■ YOUR INSTRUCTIONS:
Write out the entire listing below exactly as it appears, minus any pictures.

■ SOURCE RECORDS:
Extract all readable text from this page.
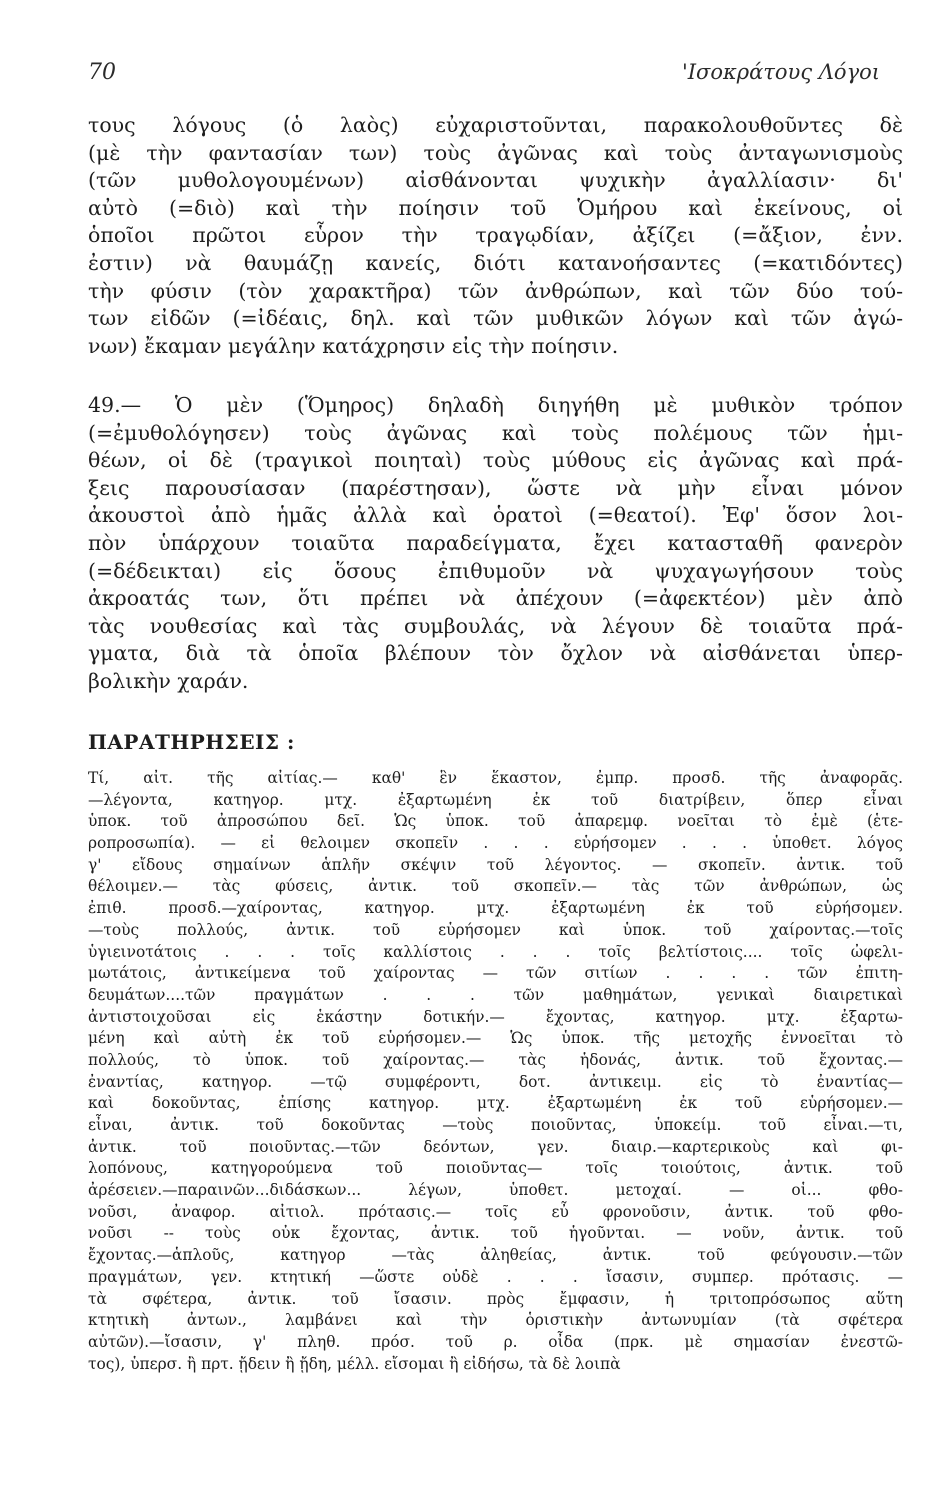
70	'Ισοκράτους Λόγοι
τους λόγους (ὁ λαὸς) εὐχαριστοῦνται, παρακολουθοῦντες δὲ
(μὲ τὴν φαντασίαν των) τοὺς ἀγῶνας καὶ τοὺς ἀνταγωνισμοὺς
(τῶν μυθολογουμένων) αἰσθάνονται ψυχικὴν ἀγαλλίασιν· δι'
αὐτὸ (=διὸ) καὶ τὴν ποίησιν τοῦ Ὁμήρου καὶ ἐκείνους, οἱ
ὁποῖοι πρῶτοι εὗρον τὴν τραγῳδίαν, ἀξίζει (=ἄξιον, ἐνν.
ἐστιν) νὰ θαυμάζῃ κανείς, διότι κατανοήσαντες (=κατιδόντες)
τὴν φύσιν (τὸν χαρακτῆρα) τῶν ἀνθρώπων, καὶ τῶν δύο τού-
των εἰδῶν (=ἰδέαις, δηλ. καὶ τῶν μυθικῶν λόγων καὶ τῶν ἀγώ-
νων) ἔκαμαν μεγάλην κατάχρησιν εἰς τὴν ποίησιν.
49.— Ὁ μὲν (Ὅμηρος) δηλαδὴ διηγήθη μὲ μυθικὸν τρόπον
(=ἐμυθολόγησεν) τοὺς ἀγῶνας καὶ τοὺς πολέμους τῶν ἡμι-
θέων, οἱ δὲ (τραγικοὶ ποιηταὶ) τοὺς μύθους εἰς ἀγῶνας καὶ πρά-
ξεις παρουσίασαν (παρέστησαν), ὥστε νὰ μὴν εἶναι μόνον
ἀκουστοὶ ἀπὸ ἡμᾶς ἀλλὰ καὶ ὁρατοὶ (=θεατοί). Ἐφ' ὅσον λοι-
πὸν ὑπάρχουν τοιαῦτα παραδείγματα, ἔχει κατασταθῆ φανερὸν
(=δέδεικται) εἰς ὅσους ἐπιθυμοῦν νὰ ψυχαγωγήσουν τοὺς
ἀκροατάς των, ὅτι πρέπει νὰ ἀπέχουν (=ἀφεκτέον) μὲν ἀπὸ
τὰς νουθεσίας καὶ τὰς συμβουλάς, νὰ λέγουν δὲ τοιαῦτα πρά-
γματα, διὰ τὰ ὁποῖα βλέπουν τὸν ὄχλον νὰ αἰσθάνεται ὑπερ-
βολικὴν χαράν.
ΠΑΡΑΤΗΡΗΣΕΙΣ :
Τί, αἰτ. τῆς αἰτίας.— καθ' ἓν ἕκαστον, ἐμπρ. προσδ. τῆς ἀναφορᾶς.
—λέγοντα, κατηγορ. μτχ. ἐξαρτωμένη ἐκ τοῦ διατρίβειν, ὅπερ εἶναι
ὑποκ. τοῦ ἀπροσώπου δεῖ. Ὡς ὑποκ. τοῦ ἀπαρεμφ. νοεῖται τὸ ἐμὲ (ἑτε-
ροπροσωπία). — εἰ θελοιμεν σκοπεῖν . . . εὑρήσομεν . . . ὑποθετ. λόγος
γ' εἴδους σημαίνων ἁπλῆν σκέψιν τοῦ λέγοντος. — σκοπεῖν. ἀντικ. τοῦ
θέλοιμεν.— τὰς φύσεις, ἀντικ. τοῦ σκοπεῖν.— τὰς τῶν ἀνθρώπων, ὡς
ἐπιθ. προσδ.—χαίροντας, κατηγορ. μτχ. ἐξαρτωμένη ἐκ τοῦ εὑρήσομεν.
—τοὺς πολλούς, ἀντικ. τοῦ εὑρήσομεν καὶ ὑποκ. τοῦ χαίροντας.—τοῖς
ὑγιεινοτάτοις . . . τοῖς καλλίστοις . . . τοῖς βελτίστοις.... τοῖς ὠφελι-
μωτάτοις, ἀντικείμενα τοῦ χαίροντας — τῶν σιτίων . . . . τῶν ἐπιτη-
δευμάτων....τῶν πραγμάτων . . . τῶν μαθημάτων, γενικαὶ διαιρετικαὶ
ἀντιστοιχοῦσαι εἰς ἑκάστην δοτικήν.— ἔχοντας, κατηγορ. μτχ. ἐξαρτω-
μένη καὶ αὐτὴ ἐκ τοῦ εὑρήσομεν.— Ὡς ὑποκ. τῆς μετοχῆς ἐννοεῖται τὸ
πολλούς, τὸ ὑποκ. τοῦ χαίροντας.— τὰς ἡδονάς, ἀντικ. τοῦ ἔχοντας.—
ἐναντίας, κατηγορ. —τῷ συμφέροντι, δοτ. ἀντικειμ. εἰς τὸ ἐναντίας—
καὶ δοκοῦντας, ἐπίσης κατηγορ. μτχ. ἐξαρτωμένη ἐκ τοῦ εὑρήσομεν.—
εἶναι, ἀντικ. τοῦ δοκοῦντας —τοὺς ποιοῦντας, ὑποκείμ. τοῦ εἶναι.—τι,
ἀντικ. τοῦ ποιοῦντας.—τῶν δεόντων, γεν. διαιρ.—καρτερικοὺς καὶ φι-
λοπόνους, κατηγορούμενα τοῦ ποιοῦντας— τοῖς τοιούτοις, ἀντικ. τοῦ
ἀρέσειεν.—παραινῶν...διδάσκων... λέγων, ὑποθετ. μετοχαί. — οἱ... φθο-
νοῦσι, ἀναφορ. αἰτιολ. πρότασις.— τοῖς εὖ φρονοῦσιν, ἀντικ. τοῦ φθο-
νοῦσι -- τοὺς οὐκ ἔχοντας, ἀντικ. τοῦ ἡγοῦνται. — νοῦν, ἀντικ. τοῦ
ἔχοντας.—ἁπλοῦς, κατηγορ —τὰς ἀληθείας, ἀντικ. τοῦ φεύγουσιν.—τῶν
πραγμάτων, γεν. κτητική —ὥστε οὐδὲ . . . ἴσασιν, συμπερ. πρότασις. —
τὰ σφέτερα, ἀντικ. τοῦ ἴσασιν. πρὸς ἔμφασιν, ἡ τριτοπρόσωπος αὕτη
κτητικὴ ἀντων., λαμβάνει καὶ τὴν ὁριστικὴν ἀντωνυμίαν (τὰ σφέτερα
αὐτῶν).—ἴσασιν, γ' πληθ. πρόσ. τοῦ ρ. οἶδα (πρκ. μὲ σημασίαν ἐνεστῶ-
τος), ὑπερσ. ἢ πρτ. ᾔδειν ἢ ᾔδη, μέλλ. εἴσομαι ἢ εἰδήσω, τὰ δὲ λοιπὰ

■ THE SOLUTION:
Extract all readable text from this page.
70	'Ισοκράτους Λόγοι
τους λόγους (ὁ λαὸς) εὐχαριστοῦνται, παρακολουθοῦντες δὲ
(μὲ τὴν φαντασίαν των) τοὺς ἀγῶνας καὶ τοὺς ἀνταγωνισμοὺς
(τῶν μυθολογουμένων) αἰσθάνονται ψυχικὴν ἀγαλλίασιν· δι'
αὐτὸ (=διὸ) καὶ τὴν ποίησιν τοῦ Ὁμήρου καὶ ἐκείνους, οἱ
ὁποῖοι πρῶτοι εὗρον τὴν τραγῳδίαν, ἀξίζει (=ἄξιον, ἐνν.
ἐστιν) νὰ θαυμάζῃ κανείς, διότι κατανοήσαντες (=κατιδόντες)
τὴν φύσιν (τὸν χαρακτῆρα) τῶν ἀνθρώπων, καὶ τῶν δύο τού-
των εἰδῶν (=ἰδέαις, δηλ. καὶ τῶν μυθικῶν λόγων καὶ τῶν ἀγώ-
νων) ἔκαμαν μεγάλην κατάχρησιν εἰς τὴν ποίησιν.
49.— Ὁ μὲν (Ὅμηρος) δηλαδὴ διηγήθη μὲ μυθικὸν τρόπον
(=ἐμυθολόγησεν) τοὺς ἀγῶνας καὶ τοὺς πολέμους τῶν ἡμι-
θέων, οἱ δὲ (τραγικοὶ ποιηταὶ) τοὺς μύθους εἰς ἀγῶνας καὶ πρά-
ξεις παρουσίασαν (παρέστησαν), ὥστε νὰ μὴν εἶναι μόνον
ἀκουστοὶ ἀπὸ ἡμᾶς ἀλλὰ καὶ ὁρατοὶ (=θεατοί). Ἐφ' ὅσον λοι-
πὸν ὑπάρχουν τοιαῦτα παραδείγματα, ἔχει κατασταθῆ φανερὸν
(=δέδεικται) εἰς ὅσους ἐπιθυμοῦν νὰ ψυχαγωγήσουν τοὺς
ἀκροατάς των, ὅτι πρέπει νὰ ἀπέχουν (=ἀφεκτέον) μὲν ἀπὸ
τὰς νουθεσίας καὶ τὰς συμβουλάς, νὰ λέγουν δὲ τοιαῦτα πρά-
γματα, διὰ τὰ ὁποῖα βλέπουν τὸν ὄχλον νὰ αἰσθάνεται ὑπερ-
βολικὴν χαράν.
ΠΑΡΑΤΗΡΗΣΕΙΣ :
Τί, αἰτ. τῆς αἰτίας.— καθ' ἓν ἕκαστον, ἐμπρ. προσδ. τῆς ἀναφορᾶς.
—λέγοντα, κατηγορ. μτχ. ἐξαρτωμένη ἐκ τοῦ διατρίβειν, ὅπερ εἶναι
ὑποκ. τοῦ ἀπροσώπου δεῖ. Ὡς ὑποκ. τοῦ ἀπαρεμφ. νοεῖται τὸ ἐμὲ (ἑτε-
ροπροσωπία). — εἰ θελοιμεν σκοπεῖν . . . εὑρήσομεν . . . ὑποθετ. λόγος
γ' εἴδους σημαίνων ἁπλῆν σκέψιν τοῦ λέγοντος. — σκοπεῖν. ἀντικ. τοῦ
θέλοιμεν.— τὰς φύσεις, ἀντικ. τοῦ σκοπεῖν.— τὰς τῶν ἀνθρώπων, ὡς
ἐπιθ. προσδ.—χαίροντας, κατηγορ. μτχ. ἐξαρτωμένη ἐκ τοῦ εὑρήσομεν.
—τοὺς πολλούς, ἀντικ. τοῦ εὑρήσομεν καὶ ὑποκ. τοῦ χαίροντας.—τοῖς
ὑγιεινοτάτοις . . . τοῖς καλλίστοις . . . τοῖς βελτίστοις.... τοῖς ὠφελι-
μωτάτοις, ἀντικείμενα τοῦ χαίροντας — τῶν σιτίων . . . . τῶν ἐπιτη-
δευμάτων....τῶν πραγμάτων . . . τῶν μαθημάτων, γενικαὶ διαιρετικαὶ
ἀντιστοιχοῦσαι εἰς ἑκάστην δοτικήν.— ἔχοντας, κατηγορ. μτχ. ἐξαρτω-
μένη καὶ αὐτὴ ἐκ τοῦ εὑρήσομεν.— Ὡς ὑποκ. τῆς μετοχῆς ἐννοεῖται τὸ
πολλούς, τὸ ὑποκ. τοῦ χαίροντας.— τὰς ἡδονάς, ἀντικ. τοῦ ἔχοντας.—
ἐναντίας, κατηγορ. —τῷ συμφέροντι, δοτ. ἀντικειμ. εἰς τὸ ἐναντίας—
καὶ δοκοῦντας, ἐπίσης κατηγορ. μτχ. ἐξαρτωμένη ἐκ τοῦ εὑρήσομεν.—
εἶναι, ἀντικ. τοῦ δοκοῦντας —τοὺς ποιοῦντας, ὑποκείμ. τοῦ εἶναι.—τι,
ἀντικ. τοῦ ποιοῦντας.—τῶν δεόντων, γεν. διαιρ.—καρτερικοὺς καὶ φι-
λοπόνους, κατηγορούμενα τοῦ ποιοῦντας— τοῖς τοιούτοις, ἀντικ. τοῦ
ἀρέσειεν.—παραινῶν...διδάσκων... λέγων, ὑποθετ. μετοχαί. — οἱ... φθο-
νοῦσι, ἀναφορ. αἰτιολ. πρότασις.— τοῖς εὖ φρονοῦσιν, ἀντικ. τοῦ φθο-
νοῦσι -- τοὺς οὐκ ἔχοντας, ἀντικ. τοῦ ἡγοῦνται. — νοῦν, ἀντικ. τοῦ
ἔχοντας.—ἁπλοῦς, κατηγορ —τὰς ἀληθείας, ἀντικ. τοῦ φεύγουσιν.—τῶν
πραγμάτων, γεν. κτητική —ὥστε οὐδὲ . . . ἴσασιν, συμπερ. πρότασις. —
τὰ σφέτερα, ἀντικ. τοῦ ἴσασιν. πρὸς ἔμφασιν, ἡ τριτοπρόσωπος αὕτη
κτητικὴ ἀντων., λαμβάνει καὶ τὴν ὁριστικὴν ἀντωνυμίαν (τὰ σφέτερα
αὐτῶν).—ἴσασιν, γ' πληθ. πρόσ. τοῦ ρ. οἶδα (πρκ. μὲ σημασίαν ἐνεστῶ-
τος), ὑπερσ. ἢ πρτ. ᾔδειν ἢ ᾔδη, μέλλ. εἴσομαι ἢ εἰδήσω, τὰ δὲ λοιπὰ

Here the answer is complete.